--- START OF RECORDS SUPPLIED ---

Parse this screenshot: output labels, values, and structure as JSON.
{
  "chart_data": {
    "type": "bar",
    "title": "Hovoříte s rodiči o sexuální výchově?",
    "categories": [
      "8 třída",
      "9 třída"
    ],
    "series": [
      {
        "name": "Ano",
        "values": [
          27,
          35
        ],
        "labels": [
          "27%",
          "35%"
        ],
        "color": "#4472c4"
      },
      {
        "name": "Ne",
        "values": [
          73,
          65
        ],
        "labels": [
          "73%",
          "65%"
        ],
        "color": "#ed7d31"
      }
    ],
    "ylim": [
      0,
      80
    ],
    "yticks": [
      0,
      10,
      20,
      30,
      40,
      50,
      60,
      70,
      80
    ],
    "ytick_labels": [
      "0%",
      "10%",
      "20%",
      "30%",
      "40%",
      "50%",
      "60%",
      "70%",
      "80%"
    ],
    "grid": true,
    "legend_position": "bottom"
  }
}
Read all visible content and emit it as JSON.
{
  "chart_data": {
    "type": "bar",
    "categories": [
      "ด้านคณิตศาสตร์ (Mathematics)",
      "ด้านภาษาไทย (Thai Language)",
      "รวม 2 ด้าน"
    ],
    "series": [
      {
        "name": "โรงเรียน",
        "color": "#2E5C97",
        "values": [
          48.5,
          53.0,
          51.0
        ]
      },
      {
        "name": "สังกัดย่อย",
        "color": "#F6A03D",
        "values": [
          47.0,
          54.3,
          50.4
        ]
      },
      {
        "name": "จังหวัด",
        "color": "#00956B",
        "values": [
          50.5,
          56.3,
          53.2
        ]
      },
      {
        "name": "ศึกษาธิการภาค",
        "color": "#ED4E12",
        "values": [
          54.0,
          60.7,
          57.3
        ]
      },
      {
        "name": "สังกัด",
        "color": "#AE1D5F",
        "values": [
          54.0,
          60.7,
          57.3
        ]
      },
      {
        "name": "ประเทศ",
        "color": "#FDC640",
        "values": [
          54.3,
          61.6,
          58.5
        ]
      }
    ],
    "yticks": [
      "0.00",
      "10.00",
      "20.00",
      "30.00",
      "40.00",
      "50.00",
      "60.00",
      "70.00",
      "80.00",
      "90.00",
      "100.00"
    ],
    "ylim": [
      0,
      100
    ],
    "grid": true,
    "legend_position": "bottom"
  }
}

--- END OF RECORDS SUPPLIED ---

All of the entries should be written out again exactly.

Parse this screenshot: output labels, values, and structure as JSON.
{
  "chart_data": {
    "type": "bar",
    "title": "Hovoříte s rodiči o sexuální výchově?",
    "categories": [
      "8 třída",
      "9 třída"
    ],
    "series": [
      {
        "name": "Ano",
        "values": [
          27,
          35
        ],
        "labels": [
          "27%",
          "35%"
        ],
        "color": "#4472c4"
      },
      {
        "name": "Ne",
        "values": [
          73,
          65
        ],
        "labels": [
          "73%",
          "65%"
        ],
        "color": "#ed7d31"
      }
    ],
    "ylim": [
      0,
      80
    ],
    "yticks": [
      0,
      10,
      20,
      30,
      40,
      50,
      60,
      70,
      80
    ],
    "ytick_labels": [
      "0%",
      "10%",
      "20%",
      "30%",
      "40%",
      "50%",
      "60%",
      "70%",
      "80%"
    ],
    "grid": true,
    "legend_position": "bottom"
  }
}
Read all visible content and emit it as JSON.
{
  "chart_data": {
    "type": "bar",
    "categories": [
      "ด้านคณิตศาสตร์ (Mathematics)",
      "ด้านภาษาไทย (Thai Language)",
      "รวม 2 ด้าน"
    ],
    "series": [
      {
        "name": "โรงเรียน",
        "color": "#2E5C97",
        "values": [
          48.5,
          53.0,
          51.0
        ]
      },
      {
        "name": "สังกัดย่อย",
        "color": "#F6A03D",
        "values": [
          47.0,
          54.3,
          50.4
        ]
      },
      {
        "name": "จังหวัด",
        "color": "#00956B",
        "values": [
          50.5,
          56.3,
          53.2
        ]
      },
      {
        "name": "ศึกษาธิการภาค",
        "color": "#ED4E12",
        "values": [
          54.0,
          60.7,
          57.3
        ]
      },
      {
        "name": "สังกัด",
        "color": "#AE1D5F",
        "values": [
          54.0,
          60.7,
          57.3
        ]
      },
      {
        "name": "ประเทศ",
        "color": "#FDC640",
        "values": [
          54.3,
          61.6,
          58.5
        ]
      }
    ],
    "yticks": [
      "0.00",
      "10.00",
      "20.00",
      "30.00",
      "40.00",
      "50.00",
      "60.00",
      "70.00",
      "80.00",
      "90.00",
      "100.00"
    ],
    "ylim": [
      0,
      100
    ],
    "grid": true,
    "legend_position": "bottom"
  }
}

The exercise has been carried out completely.